What you are asked to do – Pick out each line in these entries that contains the string "sequence".

[start of Material]

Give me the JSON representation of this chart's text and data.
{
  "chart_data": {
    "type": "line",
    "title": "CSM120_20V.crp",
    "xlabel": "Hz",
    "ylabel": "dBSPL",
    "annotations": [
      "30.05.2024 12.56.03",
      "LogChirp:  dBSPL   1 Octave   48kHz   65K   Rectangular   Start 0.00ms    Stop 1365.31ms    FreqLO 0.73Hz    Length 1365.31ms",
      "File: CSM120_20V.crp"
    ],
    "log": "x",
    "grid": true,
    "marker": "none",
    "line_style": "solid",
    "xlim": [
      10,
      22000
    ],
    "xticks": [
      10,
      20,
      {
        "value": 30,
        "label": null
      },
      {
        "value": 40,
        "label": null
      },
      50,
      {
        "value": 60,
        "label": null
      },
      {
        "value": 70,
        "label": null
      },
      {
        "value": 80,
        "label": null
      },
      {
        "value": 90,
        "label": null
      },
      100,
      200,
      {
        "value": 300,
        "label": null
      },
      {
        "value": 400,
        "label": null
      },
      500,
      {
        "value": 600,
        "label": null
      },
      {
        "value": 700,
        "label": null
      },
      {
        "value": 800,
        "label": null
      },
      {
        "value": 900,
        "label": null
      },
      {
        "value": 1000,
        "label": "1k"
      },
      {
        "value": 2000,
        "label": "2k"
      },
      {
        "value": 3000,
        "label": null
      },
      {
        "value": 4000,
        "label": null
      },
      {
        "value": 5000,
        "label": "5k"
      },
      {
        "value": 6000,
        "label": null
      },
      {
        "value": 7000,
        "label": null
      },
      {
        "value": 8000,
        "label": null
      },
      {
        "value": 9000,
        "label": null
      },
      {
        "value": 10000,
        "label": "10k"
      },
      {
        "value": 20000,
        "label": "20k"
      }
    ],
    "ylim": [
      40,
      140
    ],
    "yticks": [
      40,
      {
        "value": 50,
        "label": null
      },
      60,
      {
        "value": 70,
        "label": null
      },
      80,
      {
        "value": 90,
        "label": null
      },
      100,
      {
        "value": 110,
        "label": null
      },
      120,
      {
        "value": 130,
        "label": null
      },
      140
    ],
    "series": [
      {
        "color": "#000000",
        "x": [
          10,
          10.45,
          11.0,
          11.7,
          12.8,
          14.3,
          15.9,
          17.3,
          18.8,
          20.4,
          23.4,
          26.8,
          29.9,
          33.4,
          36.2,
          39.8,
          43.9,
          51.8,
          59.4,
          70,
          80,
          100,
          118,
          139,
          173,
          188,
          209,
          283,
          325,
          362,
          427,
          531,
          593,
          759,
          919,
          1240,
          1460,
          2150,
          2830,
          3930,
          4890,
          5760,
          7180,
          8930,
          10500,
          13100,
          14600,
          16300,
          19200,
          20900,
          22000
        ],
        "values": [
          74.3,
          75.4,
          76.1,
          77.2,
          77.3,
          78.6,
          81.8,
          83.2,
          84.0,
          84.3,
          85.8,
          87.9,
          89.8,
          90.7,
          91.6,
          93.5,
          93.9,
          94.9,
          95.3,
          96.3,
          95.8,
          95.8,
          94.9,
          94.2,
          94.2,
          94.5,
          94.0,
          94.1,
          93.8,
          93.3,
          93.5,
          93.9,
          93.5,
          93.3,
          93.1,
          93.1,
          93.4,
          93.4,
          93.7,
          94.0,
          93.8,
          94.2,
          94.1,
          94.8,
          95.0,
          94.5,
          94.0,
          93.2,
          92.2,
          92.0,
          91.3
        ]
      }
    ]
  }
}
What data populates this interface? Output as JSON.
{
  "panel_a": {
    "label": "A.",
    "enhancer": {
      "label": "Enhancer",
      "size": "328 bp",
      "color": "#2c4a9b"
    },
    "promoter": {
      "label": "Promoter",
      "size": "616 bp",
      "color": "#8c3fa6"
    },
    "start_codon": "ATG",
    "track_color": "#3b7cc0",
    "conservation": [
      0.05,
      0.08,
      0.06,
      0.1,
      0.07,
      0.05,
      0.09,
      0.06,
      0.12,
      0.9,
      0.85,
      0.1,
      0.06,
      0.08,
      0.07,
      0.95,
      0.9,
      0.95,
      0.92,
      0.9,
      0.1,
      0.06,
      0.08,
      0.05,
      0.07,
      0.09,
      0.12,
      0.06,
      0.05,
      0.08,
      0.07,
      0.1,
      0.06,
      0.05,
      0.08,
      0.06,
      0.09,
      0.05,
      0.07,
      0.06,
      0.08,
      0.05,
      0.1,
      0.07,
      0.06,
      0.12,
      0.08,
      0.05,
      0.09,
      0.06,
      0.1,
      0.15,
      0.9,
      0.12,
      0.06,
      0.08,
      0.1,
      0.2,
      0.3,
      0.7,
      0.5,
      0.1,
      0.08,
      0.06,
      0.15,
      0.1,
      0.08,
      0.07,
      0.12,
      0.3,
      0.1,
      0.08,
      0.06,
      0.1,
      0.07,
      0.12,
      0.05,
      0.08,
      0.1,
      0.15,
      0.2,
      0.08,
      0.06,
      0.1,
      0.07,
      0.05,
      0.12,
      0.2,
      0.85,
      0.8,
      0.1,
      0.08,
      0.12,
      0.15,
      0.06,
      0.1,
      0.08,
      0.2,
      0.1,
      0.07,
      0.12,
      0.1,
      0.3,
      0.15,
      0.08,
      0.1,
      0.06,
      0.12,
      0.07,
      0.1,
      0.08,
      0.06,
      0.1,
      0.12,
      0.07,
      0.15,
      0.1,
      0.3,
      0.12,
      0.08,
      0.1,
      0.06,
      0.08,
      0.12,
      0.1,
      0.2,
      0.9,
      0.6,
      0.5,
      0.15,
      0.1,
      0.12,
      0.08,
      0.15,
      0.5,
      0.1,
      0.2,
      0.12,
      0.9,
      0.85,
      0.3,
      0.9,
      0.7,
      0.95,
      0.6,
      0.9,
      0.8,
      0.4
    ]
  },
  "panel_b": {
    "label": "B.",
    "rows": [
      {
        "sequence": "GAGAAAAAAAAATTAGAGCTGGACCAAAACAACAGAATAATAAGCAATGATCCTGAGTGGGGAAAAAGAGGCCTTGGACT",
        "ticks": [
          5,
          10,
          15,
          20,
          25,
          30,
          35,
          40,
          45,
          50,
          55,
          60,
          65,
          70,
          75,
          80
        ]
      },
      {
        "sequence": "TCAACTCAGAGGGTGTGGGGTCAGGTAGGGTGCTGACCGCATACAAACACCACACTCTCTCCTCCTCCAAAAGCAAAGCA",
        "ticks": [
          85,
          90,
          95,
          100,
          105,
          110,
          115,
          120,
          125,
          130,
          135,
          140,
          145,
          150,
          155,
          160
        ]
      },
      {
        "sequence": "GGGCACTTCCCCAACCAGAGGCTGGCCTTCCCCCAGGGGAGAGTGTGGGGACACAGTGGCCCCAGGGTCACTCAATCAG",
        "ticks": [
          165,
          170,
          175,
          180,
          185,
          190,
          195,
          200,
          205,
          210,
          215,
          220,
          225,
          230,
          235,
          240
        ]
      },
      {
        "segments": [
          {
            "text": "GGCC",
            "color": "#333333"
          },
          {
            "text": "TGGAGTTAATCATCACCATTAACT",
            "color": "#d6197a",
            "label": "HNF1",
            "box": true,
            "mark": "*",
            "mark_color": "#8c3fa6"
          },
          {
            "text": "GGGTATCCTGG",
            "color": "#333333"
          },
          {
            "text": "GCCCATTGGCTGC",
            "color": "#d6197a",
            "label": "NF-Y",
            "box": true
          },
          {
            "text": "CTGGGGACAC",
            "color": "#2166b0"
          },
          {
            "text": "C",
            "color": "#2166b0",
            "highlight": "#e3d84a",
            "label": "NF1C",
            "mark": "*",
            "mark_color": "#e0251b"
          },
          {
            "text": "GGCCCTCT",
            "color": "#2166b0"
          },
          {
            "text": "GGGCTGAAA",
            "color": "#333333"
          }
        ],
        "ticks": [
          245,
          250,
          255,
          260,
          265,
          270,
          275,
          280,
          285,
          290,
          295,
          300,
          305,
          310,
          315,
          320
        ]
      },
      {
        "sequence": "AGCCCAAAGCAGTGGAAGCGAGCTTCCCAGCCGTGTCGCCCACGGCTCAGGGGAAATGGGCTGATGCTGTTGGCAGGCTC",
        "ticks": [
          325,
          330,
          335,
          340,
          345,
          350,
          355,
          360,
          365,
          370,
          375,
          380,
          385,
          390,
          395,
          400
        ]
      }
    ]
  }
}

[end of Material]

Right answer –
        "sequence": "GAGAAAAAAAAATTAGAGCTGGACCAAAACAACAGAATAATAAGCAATGATCCTGAGTGGGGAAAAAGAGGCCTTGGACT",
        "sequence": "TCAACTCAGAGGGTGTGGGGTCAGGTAGGGTGCTGACCGCATACAAACACCACACTCTCTCCTCCTCCAAAAGCAAAGCA",
        "sequence": "GGGCACTTCCCCAACCAGAGGCTGGCCTTCCCCCAGGGGAGAGTGTGGGGACACAGTGGCCCCAGGGTCACTCAATCAG",
        "sequence": "AGCCCAAAGCAGTGGAAGCGAGCTTCCCAGCCGTGTCGCCCACGGCTCAGGGGAAATGGGCTGATGCTGTTGGCAGGCTC",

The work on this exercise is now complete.